● **作業内容**
以下の行をすべて、一字一句変えずに書き写すこと。

● **入力データ**
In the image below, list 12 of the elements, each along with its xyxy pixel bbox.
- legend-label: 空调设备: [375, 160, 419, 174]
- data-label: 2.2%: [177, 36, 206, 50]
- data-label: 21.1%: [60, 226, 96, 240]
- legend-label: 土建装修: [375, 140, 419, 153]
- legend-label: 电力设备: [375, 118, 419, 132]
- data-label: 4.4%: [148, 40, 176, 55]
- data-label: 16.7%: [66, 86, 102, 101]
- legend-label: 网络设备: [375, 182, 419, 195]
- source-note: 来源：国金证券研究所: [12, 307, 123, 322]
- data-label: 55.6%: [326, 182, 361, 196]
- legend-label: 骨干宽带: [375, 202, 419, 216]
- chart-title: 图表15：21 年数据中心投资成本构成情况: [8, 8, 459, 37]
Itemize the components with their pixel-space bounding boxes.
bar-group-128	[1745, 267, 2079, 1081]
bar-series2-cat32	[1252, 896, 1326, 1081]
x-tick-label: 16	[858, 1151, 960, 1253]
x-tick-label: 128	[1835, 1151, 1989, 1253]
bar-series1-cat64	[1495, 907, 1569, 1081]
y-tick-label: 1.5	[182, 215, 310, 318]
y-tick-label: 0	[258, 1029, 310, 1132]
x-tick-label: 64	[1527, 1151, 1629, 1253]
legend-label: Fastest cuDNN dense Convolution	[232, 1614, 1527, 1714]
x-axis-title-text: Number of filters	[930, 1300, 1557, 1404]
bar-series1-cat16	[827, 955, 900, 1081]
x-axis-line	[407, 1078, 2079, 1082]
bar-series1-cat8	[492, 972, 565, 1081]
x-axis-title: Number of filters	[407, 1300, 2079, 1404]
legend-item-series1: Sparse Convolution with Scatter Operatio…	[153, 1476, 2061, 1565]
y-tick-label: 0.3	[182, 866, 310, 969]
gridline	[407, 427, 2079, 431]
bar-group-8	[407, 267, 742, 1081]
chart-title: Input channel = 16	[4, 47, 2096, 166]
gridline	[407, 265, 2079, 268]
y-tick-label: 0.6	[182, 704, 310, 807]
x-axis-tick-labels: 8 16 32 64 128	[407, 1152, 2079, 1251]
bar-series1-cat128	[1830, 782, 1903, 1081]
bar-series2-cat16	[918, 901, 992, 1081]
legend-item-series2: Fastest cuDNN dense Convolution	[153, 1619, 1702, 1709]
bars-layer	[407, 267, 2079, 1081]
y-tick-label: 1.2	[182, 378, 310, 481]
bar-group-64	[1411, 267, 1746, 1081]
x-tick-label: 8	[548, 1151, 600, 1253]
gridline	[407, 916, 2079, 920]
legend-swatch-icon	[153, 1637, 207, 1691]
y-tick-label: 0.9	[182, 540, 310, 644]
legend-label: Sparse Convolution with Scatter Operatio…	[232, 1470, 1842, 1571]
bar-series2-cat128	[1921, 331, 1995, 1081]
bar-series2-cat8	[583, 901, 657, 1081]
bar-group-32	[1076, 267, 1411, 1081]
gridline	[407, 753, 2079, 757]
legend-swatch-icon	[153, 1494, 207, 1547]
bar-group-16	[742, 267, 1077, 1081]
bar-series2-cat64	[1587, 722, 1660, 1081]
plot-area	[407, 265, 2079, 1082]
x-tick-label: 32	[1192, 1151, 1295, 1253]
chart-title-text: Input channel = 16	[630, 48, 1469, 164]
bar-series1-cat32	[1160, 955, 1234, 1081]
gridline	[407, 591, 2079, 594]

● **出力結果**
In the image below, list 12 of the elements, each along with its xyxy pixel bbox.
- legend-label: 空调设备: [375, 160, 419, 174]
- data-label: 2.2%: [177, 36, 206, 50]
- data-label: 21.1%: [60, 226, 96, 240]
- legend-label: 土建装修: [375, 140, 419, 153]
- legend-label: 电力设备: [375, 118, 419, 132]
- data-label: 4.4%: [148, 40, 176, 55]
- data-label: 16.7%: [66, 86, 102, 101]
- legend-label: 网络设备: [375, 182, 419, 195]
- source-note: 来源：国金证券研究所: [12, 307, 123, 322]
- data-label: 55.6%: [326, 182, 361, 196]
- legend-label: 骨干宽带: [375, 202, 419, 216]
- chart-title: 图表15：21 年数据中心投资成本构成情况: [8, 8, 459, 37]
Itemize the components with their pixel-space bounding boxes.
bar-group-128	[1745, 267, 2079, 1081]
bar-series2-cat32	[1252, 896, 1326, 1081]
x-tick-label: 16	[858, 1151, 960, 1253]
x-tick-label: 128	[1835, 1151, 1989, 1253]
bar-series1-cat64	[1495, 907, 1569, 1081]
y-tick-label: 1.5	[182, 215, 310, 318]
y-tick-label: 0	[258, 1029, 310, 1132]
x-tick-label: 64	[1527, 1151, 1629, 1253]
legend-label: Fastest cuDNN dense Convolution	[232, 1614, 1527, 1714]
x-axis-title-text: Number of filters	[930, 1300, 1557, 1404]
bar-series1-cat16	[827, 955, 900, 1081]
x-axis-line	[407, 1078, 2079, 1082]
bar-series1-cat8	[492, 972, 565, 1081]
x-axis-title: Number of filters	[407, 1300, 2079, 1404]
legend-item-series1: Sparse Convolution with Scatter Operatio…	[153, 1476, 2061, 1565]
y-tick-label: 0.3	[182, 866, 310, 969]
gridline	[407, 427, 2079, 431]
bar-group-8	[407, 267, 742, 1081]
chart-title: Input channel = 16	[4, 47, 2096, 166]
gridline	[407, 265, 2079, 268]
y-tick-label: 0.6	[182, 704, 310, 807]
x-axis-tick-labels: 8 16 32 64 128	[407, 1152, 2079, 1251]
bar-series1-cat128	[1830, 782, 1903, 1081]
bar-series2-cat16	[918, 901, 992, 1081]
legend-item-series2: Fastest cuDNN dense Convolution	[153, 1619, 1702, 1709]
bars-layer	[407, 267, 2079, 1081]
y-tick-label: 1.2	[182, 378, 310, 481]
bar-group-64	[1411, 267, 1746, 1081]
x-tick-label: 8	[548, 1151, 600, 1253]
gridline	[407, 916, 2079, 920]
legend-swatch-icon	[153, 1637, 207, 1691]
y-tick-label: 0.9	[182, 540, 310, 644]
legend-label: Sparse Convolution with Scatter Operatio…	[232, 1470, 1842, 1571]
bar-series2-cat128	[1921, 331, 1995, 1081]
bar-series2-cat8	[583, 901, 657, 1081]
bar-group-32	[1076, 267, 1411, 1081]
gridline	[407, 753, 2079, 757]
legend-swatch-icon	[153, 1494, 207, 1547]
bar-group-16	[742, 267, 1077, 1081]
bar-series2-cat64	[1587, 722, 1660, 1081]
plot-area	[407, 265, 2079, 1082]
x-tick-label: 32	[1192, 1151, 1295, 1253]
chart-title-text: Input channel = 16	[630, 48, 1469, 164]
bar-series1-cat32	[1160, 955, 1234, 1081]
gridline	[407, 591, 2079, 594]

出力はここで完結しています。